WHAT TO WORK ON:
Extract all lines from the data beneath that include the word "Through".

Figure record listings:
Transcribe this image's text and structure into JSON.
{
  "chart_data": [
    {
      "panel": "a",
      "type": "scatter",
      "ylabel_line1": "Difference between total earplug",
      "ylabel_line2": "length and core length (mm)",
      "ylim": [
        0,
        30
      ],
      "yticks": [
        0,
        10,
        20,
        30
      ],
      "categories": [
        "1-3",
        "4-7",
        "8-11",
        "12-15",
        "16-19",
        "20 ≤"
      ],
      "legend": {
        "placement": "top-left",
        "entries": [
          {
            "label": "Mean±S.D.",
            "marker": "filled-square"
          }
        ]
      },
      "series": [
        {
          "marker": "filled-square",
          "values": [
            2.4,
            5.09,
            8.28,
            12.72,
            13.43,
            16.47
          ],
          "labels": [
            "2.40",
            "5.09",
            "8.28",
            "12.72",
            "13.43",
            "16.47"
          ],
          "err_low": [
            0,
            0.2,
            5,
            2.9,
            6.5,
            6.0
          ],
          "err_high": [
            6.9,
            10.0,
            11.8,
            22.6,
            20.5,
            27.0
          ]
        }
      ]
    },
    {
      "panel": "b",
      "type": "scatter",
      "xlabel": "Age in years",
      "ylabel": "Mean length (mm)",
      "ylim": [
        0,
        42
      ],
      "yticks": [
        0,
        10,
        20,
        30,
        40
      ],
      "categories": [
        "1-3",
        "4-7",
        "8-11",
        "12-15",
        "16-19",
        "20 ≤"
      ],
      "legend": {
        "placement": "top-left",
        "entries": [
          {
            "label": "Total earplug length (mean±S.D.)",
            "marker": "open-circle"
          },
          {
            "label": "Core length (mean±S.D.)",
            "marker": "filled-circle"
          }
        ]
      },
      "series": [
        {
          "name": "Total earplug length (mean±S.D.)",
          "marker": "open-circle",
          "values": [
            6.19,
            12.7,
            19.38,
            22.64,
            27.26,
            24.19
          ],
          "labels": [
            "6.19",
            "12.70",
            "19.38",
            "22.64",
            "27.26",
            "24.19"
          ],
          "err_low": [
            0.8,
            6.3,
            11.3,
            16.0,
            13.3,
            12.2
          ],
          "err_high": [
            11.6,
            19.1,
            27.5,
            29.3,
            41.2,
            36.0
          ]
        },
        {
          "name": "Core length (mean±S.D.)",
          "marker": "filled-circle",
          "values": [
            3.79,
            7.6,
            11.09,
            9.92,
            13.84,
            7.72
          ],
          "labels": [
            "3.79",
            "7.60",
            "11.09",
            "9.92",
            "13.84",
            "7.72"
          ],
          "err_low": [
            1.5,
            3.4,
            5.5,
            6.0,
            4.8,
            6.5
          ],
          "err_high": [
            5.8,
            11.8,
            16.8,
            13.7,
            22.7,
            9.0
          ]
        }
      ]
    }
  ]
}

* * *

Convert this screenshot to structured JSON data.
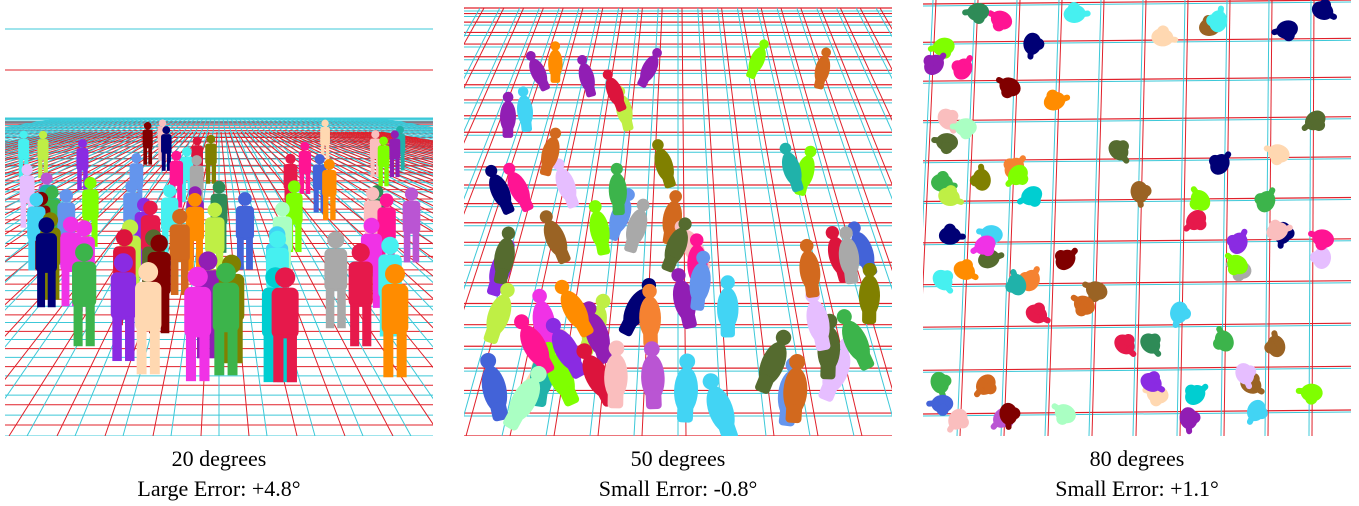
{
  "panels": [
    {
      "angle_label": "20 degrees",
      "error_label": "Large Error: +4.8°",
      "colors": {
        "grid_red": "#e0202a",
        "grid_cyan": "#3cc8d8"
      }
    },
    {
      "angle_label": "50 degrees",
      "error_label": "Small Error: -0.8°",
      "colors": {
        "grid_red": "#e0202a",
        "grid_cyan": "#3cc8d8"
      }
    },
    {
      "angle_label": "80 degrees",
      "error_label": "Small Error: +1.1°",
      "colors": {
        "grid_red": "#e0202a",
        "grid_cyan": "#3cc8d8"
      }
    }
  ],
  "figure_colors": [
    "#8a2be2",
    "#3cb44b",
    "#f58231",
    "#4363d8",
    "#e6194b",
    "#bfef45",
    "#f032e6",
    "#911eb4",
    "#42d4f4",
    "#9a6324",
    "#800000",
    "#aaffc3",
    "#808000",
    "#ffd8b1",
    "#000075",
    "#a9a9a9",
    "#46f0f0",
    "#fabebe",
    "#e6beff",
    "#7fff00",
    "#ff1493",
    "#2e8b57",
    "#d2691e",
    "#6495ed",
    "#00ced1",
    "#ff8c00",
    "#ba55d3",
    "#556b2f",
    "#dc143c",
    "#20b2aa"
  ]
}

==

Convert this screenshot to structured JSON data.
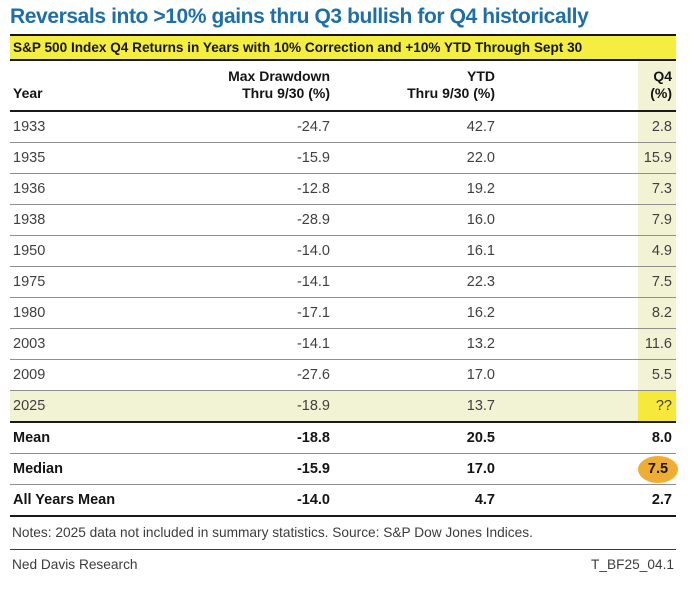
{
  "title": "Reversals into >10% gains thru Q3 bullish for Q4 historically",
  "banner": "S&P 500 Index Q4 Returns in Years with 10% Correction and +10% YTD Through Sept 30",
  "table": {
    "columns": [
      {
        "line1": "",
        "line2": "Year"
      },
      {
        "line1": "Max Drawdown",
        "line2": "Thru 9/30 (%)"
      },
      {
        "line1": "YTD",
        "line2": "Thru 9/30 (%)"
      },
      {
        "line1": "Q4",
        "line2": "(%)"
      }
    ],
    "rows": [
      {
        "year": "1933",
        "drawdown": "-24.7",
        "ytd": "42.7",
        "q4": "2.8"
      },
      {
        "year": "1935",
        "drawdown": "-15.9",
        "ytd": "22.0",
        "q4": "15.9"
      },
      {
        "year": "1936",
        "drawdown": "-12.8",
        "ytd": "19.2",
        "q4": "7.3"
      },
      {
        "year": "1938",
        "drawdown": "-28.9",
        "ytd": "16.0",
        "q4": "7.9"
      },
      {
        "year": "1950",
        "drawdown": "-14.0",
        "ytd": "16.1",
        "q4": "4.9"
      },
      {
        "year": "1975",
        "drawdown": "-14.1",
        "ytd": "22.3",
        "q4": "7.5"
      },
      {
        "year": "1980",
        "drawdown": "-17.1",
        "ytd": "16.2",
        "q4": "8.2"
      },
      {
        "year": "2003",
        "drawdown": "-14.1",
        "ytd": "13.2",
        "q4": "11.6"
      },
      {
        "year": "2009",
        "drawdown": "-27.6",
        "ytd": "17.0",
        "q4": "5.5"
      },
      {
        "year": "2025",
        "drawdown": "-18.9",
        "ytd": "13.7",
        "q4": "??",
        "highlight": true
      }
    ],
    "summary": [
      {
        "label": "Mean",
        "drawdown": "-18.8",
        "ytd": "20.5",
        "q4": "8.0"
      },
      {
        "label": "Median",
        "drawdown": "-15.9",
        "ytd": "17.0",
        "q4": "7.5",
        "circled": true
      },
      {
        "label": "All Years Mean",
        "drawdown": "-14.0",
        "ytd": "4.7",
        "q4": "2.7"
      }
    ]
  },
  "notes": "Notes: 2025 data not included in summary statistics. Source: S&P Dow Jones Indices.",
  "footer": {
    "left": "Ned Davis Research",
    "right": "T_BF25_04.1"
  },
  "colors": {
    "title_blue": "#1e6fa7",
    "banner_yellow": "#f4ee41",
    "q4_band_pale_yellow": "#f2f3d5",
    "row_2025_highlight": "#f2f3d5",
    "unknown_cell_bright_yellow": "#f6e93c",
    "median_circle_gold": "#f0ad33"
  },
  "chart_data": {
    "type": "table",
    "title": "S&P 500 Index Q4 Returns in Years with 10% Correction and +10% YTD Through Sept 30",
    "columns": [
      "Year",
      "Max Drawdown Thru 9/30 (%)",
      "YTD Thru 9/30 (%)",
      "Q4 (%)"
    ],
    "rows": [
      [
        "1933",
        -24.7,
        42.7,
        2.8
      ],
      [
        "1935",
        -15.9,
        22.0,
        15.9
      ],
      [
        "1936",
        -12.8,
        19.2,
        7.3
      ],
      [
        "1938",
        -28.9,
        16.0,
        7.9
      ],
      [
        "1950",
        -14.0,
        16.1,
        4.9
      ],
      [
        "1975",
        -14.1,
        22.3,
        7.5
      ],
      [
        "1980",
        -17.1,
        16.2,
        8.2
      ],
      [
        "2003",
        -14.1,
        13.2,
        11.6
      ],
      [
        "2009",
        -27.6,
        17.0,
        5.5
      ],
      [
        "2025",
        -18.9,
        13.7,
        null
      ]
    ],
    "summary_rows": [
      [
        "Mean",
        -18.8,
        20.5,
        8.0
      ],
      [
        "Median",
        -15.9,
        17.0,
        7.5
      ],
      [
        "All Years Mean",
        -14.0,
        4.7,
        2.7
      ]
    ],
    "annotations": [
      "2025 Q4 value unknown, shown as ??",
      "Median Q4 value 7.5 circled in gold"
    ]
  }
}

SOLUTION BELOW:
  "banner": "S&P 500 Index Q4 Returns in Years with 10% Correction and +10% YTD Through Sept 30",
    "title": "S&P 500 Index Q4 Returns in Years with 10% Correction and +10% YTD Through Sept 30",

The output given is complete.